_Listed records_.

⟨

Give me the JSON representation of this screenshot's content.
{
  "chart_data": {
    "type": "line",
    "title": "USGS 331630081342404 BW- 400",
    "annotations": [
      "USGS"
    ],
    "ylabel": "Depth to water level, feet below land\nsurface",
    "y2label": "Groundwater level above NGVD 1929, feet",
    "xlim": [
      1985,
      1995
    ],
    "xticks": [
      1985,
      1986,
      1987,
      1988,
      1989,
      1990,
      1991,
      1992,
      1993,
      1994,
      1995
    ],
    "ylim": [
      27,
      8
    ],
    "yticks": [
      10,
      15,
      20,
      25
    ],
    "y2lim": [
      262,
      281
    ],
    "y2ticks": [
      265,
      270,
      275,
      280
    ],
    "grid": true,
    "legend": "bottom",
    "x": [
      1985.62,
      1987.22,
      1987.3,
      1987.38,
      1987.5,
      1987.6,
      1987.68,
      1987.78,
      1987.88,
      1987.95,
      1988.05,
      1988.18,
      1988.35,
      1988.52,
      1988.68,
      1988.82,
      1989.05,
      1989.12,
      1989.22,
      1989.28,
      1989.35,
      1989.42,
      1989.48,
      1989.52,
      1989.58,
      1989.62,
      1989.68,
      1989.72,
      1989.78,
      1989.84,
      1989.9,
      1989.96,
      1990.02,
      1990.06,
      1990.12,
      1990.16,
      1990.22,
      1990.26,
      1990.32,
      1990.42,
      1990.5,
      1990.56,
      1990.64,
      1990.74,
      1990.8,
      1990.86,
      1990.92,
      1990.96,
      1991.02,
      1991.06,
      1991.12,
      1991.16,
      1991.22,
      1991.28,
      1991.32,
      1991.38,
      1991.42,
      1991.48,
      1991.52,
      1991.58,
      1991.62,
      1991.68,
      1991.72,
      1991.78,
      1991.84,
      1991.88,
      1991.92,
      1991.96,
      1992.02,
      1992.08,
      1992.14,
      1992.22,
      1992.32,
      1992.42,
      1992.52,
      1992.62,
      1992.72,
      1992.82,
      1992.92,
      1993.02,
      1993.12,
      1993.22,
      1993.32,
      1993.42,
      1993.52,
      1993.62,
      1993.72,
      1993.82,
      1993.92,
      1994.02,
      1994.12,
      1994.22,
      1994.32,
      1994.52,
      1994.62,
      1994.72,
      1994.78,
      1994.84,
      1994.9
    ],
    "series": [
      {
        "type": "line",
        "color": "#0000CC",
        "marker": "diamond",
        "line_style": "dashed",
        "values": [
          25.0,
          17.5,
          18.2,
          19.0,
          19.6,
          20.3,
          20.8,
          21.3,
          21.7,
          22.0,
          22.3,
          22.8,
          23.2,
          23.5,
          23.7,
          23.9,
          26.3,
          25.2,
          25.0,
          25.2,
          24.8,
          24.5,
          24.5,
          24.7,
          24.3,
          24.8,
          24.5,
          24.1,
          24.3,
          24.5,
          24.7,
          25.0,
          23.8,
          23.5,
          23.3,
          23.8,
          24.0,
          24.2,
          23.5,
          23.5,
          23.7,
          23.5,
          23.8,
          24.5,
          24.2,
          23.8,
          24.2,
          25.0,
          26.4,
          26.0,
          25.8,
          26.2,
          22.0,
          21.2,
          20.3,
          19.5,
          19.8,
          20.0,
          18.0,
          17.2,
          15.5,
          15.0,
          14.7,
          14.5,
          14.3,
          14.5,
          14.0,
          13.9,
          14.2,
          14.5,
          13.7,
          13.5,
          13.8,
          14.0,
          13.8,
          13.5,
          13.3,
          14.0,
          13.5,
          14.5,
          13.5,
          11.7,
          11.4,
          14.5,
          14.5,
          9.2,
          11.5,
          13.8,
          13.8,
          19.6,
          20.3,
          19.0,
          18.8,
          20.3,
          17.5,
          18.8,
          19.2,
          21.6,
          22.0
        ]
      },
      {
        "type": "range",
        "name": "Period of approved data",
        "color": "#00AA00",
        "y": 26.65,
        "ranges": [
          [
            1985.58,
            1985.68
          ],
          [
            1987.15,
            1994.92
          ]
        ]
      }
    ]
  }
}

⟩

_To do_.
Extract the full set of entries word for word.

_Answer below_.
Give me the JSON representation of this screenshot's content.
{
  "chart_data": {
    "type": "line",
    "title": "USGS 331630081342404 BW- 400",
    "annotations": [
      "USGS"
    ],
    "ylabel": "Depth to water level, feet below land\nsurface",
    "y2label": "Groundwater level above NGVD 1929, feet",
    "xlim": [
      1985,
      1995
    ],
    "xticks": [
      1985,
      1986,
      1987,
      1988,
      1989,
      1990,
      1991,
      1992,
      1993,
      1994,
      1995
    ],
    "ylim": [
      27,
      8
    ],
    "yticks": [
      10,
      15,
      20,
      25
    ],
    "y2lim": [
      262,
      281
    ],
    "y2ticks": [
      265,
      270,
      275,
      280
    ],
    "grid": true,
    "legend": "bottom",
    "x": [
      1985.62,
      1987.22,
      1987.3,
      1987.38,
      1987.5,
      1987.6,
      1987.68,
      1987.78,
      1987.88,
      1987.95,
      1988.05,
      1988.18,
      1988.35,
      1988.52,
      1988.68,
      1988.82,
      1989.05,
      1989.12,
      1989.22,
      1989.28,
      1989.35,
      1989.42,
      1989.48,
      1989.52,
      1989.58,
      1989.62,
      1989.68,
      1989.72,
      1989.78,
      1989.84,
      1989.9,
      1989.96,
      1990.02,
      1990.06,
      1990.12,
      1990.16,
      1990.22,
      1990.26,
      1990.32,
      1990.42,
      1990.5,
      1990.56,
      1990.64,
      1990.74,
      1990.8,
      1990.86,
      1990.92,
      1990.96,
      1991.02,
      1991.06,
      1991.12,
      1991.16,
      1991.22,
      1991.28,
      1991.32,
      1991.38,
      1991.42,
      1991.48,
      1991.52,
      1991.58,
      1991.62,
      1991.68,
      1991.72,
      1991.78,
      1991.84,
      1991.88,
      1991.92,
      1991.96,
      1992.02,
      1992.08,
      1992.14,
      1992.22,
      1992.32,
      1992.42,
      1992.52,
      1992.62,
      1992.72,
      1992.82,
      1992.92,
      1993.02,
      1993.12,
      1993.22,
      1993.32,
      1993.42,
      1993.52,
      1993.62,
      1993.72,
      1993.82,
      1993.92,
      1994.02,
      1994.12,
      1994.22,
      1994.32,
      1994.52,
      1994.62,
      1994.72,
      1994.78,
      1994.84,
      1994.9
    ],
    "series": [
      {
        "type": "line",
        "color": "#0000CC",
        "marker": "diamond",
        "line_style": "dashed",
        "values": [
          25.0,
          17.5,
          18.2,
          19.0,
          19.6,
          20.3,
          20.8,
          21.3,
          21.7,
          22.0,
          22.3,
          22.8,
          23.2,
          23.5,
          23.7,
          23.9,
          26.3,
          25.2,
          25.0,
          25.2,
          24.8,
          24.5,
          24.5,
          24.7,
          24.3,
          24.8,
          24.5,
          24.1,
          24.3,
          24.5,
          24.7,
          25.0,
          23.8,
          23.5,
          23.3,
          23.8,
          24.0,
          24.2,
          23.5,
          23.5,
          23.7,
          23.5,
          23.8,
          24.5,
          24.2,
          23.8,
          24.2,
          25.0,
          26.4,
          26.0,
          25.8,
          26.2,
          22.0,
          21.2,
          20.3,
          19.5,
          19.8,
          20.0,
          18.0,
          17.2,
          15.5,
          15.0,
          14.7,
          14.5,
          14.3,
          14.5,
          14.0,
          13.9,
          14.2,
          14.5,
          13.7,
          13.5,
          13.8,
          14.0,
          13.8,
          13.5,
          13.3,
          14.0,
          13.5,
          14.5,
          13.5,
          11.7,
          11.4,
          14.5,
          14.5,
          9.2,
          11.5,
          13.8,
          13.8,
          19.6,
          20.3,
          19.0,
          18.8,
          20.3,
          17.5,
          18.8,
          19.2,
          21.6,
          22.0
        ]
      },
      {
        "type": "range",
        "name": "Period of approved data",
        "color": "#00AA00",
        "y": 26.65,
        "ranges": [
          [
            1985.58,
            1985.68
          ],
          [
            1987.15,
            1994.92
          ]
        ]
      }
    ]
  }
}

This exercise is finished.